[Begin Supplied material]

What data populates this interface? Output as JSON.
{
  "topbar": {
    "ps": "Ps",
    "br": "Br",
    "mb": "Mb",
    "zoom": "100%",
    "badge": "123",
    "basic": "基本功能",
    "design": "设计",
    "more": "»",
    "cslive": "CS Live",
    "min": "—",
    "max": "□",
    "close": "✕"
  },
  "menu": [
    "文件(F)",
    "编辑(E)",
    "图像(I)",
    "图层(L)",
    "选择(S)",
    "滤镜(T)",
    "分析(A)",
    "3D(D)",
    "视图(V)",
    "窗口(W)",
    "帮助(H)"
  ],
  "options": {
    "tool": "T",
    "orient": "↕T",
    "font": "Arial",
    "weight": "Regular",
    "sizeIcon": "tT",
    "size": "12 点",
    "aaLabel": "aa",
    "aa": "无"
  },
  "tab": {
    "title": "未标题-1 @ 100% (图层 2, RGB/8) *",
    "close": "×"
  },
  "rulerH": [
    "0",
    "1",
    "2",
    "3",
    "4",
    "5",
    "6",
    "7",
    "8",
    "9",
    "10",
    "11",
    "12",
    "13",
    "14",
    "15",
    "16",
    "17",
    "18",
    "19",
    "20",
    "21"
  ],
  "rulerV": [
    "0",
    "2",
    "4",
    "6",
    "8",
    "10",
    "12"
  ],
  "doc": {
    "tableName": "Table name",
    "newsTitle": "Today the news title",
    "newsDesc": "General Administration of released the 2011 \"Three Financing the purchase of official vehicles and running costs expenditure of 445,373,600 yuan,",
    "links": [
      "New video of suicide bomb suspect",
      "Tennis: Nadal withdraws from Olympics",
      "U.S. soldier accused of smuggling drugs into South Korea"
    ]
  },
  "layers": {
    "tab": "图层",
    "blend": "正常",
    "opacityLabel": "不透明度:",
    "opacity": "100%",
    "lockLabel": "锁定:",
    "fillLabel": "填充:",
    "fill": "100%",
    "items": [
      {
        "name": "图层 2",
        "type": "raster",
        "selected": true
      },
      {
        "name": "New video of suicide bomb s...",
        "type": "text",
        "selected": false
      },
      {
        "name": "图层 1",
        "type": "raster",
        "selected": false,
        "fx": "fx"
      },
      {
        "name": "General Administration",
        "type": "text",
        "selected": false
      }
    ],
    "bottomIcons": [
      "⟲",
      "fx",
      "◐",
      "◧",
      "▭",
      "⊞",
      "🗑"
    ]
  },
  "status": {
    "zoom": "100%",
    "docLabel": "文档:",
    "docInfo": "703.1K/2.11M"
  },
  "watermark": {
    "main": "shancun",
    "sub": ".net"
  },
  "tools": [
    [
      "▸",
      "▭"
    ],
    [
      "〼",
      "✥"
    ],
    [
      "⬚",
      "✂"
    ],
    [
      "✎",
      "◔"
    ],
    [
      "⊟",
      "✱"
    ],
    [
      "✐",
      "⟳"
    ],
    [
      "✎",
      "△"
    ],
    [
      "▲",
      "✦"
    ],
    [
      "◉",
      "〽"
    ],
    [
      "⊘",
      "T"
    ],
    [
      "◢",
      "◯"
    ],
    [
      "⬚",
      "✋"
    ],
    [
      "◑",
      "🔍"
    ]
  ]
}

[End Supplied material]

▶ _Exercise directions_: Copy out each line of the entries that holds "bomb".

▶ _Right answer_:
      "New video of suicide bomb suspect",
        "name": "New video of suicide bomb s...",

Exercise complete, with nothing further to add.